╭─ Data in this exercise

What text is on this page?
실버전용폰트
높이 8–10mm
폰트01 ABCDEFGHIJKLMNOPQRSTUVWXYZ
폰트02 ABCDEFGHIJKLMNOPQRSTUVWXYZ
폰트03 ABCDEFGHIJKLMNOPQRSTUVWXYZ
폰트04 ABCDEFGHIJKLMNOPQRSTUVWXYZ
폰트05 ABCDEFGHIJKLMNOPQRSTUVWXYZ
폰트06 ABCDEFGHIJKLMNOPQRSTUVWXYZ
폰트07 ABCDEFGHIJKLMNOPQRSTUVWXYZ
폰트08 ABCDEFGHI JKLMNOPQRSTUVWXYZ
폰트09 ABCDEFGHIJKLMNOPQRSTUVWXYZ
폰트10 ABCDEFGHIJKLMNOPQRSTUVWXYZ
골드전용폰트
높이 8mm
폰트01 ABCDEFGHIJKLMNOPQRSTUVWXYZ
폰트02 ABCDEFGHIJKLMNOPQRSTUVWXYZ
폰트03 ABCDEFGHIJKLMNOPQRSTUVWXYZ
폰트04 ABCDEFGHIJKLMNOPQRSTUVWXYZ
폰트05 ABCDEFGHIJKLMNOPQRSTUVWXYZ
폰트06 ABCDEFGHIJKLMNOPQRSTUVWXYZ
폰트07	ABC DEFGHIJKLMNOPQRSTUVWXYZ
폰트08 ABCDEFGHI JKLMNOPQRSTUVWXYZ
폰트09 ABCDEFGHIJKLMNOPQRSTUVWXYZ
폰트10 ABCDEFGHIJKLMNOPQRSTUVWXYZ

╰─

Task goal: Return the full listing, character for character.

Response to this exercise:
What text is on this page?
실버전용폰트
높이 8–10mm
폰트01 ABCDEFGHIJKLMNOPQRSTUVWXYZ
폰트02 ABCDEFGHIJKLMNOPQRSTUVWXYZ
폰트03 ABCDEFGHIJKLMNOPQRSTUVWXYZ
폰트04 ABCDEFGHIJKLMNOPQRSTUVWXYZ
폰트05 ABCDEFGHIJKLMNOPQRSTUVWXYZ
폰트06 ABCDEFGHIJKLMNOPQRSTUVWXYZ
폰트07 ABCDEFGHIJKLMNOPQRSTUVWXYZ
폰트08 ABCDEFGHI JKLMNOPQRSTUVWXYZ
폰트09 ABCDEFGHIJKLMNOPQRSTUVWXYZ
폰트10 ABCDEFGHIJKLMNOPQRSTUVWXYZ
골드전용폰트
높이 8mm
폰트01 ABCDEFGHIJKLMNOPQRSTUVWXYZ
폰트02 ABCDEFGHIJKLMNOPQRSTUVWXYZ
폰트03 ABCDEFGHIJKLMNOPQRSTUVWXYZ
폰트04 ABCDEFGHIJKLMNOPQRSTUVWXYZ
폰트05 ABCDEFGHIJKLMNOPQRSTUVWXYZ
폰트06 ABCDEFGHIJKLMNOPQRSTUVWXYZ
폰트07	ABC DEFGHIJKLMNOPQRSTUVWXYZ
폰트08 ABCDEFGHI JKLMNOPQRSTUVWXYZ
폰트09 ABCDEFGHIJKLMNOPQRSTUVWXYZ
폰트10 ABCDEFGHIJKLMNOPQRSTUVWXYZ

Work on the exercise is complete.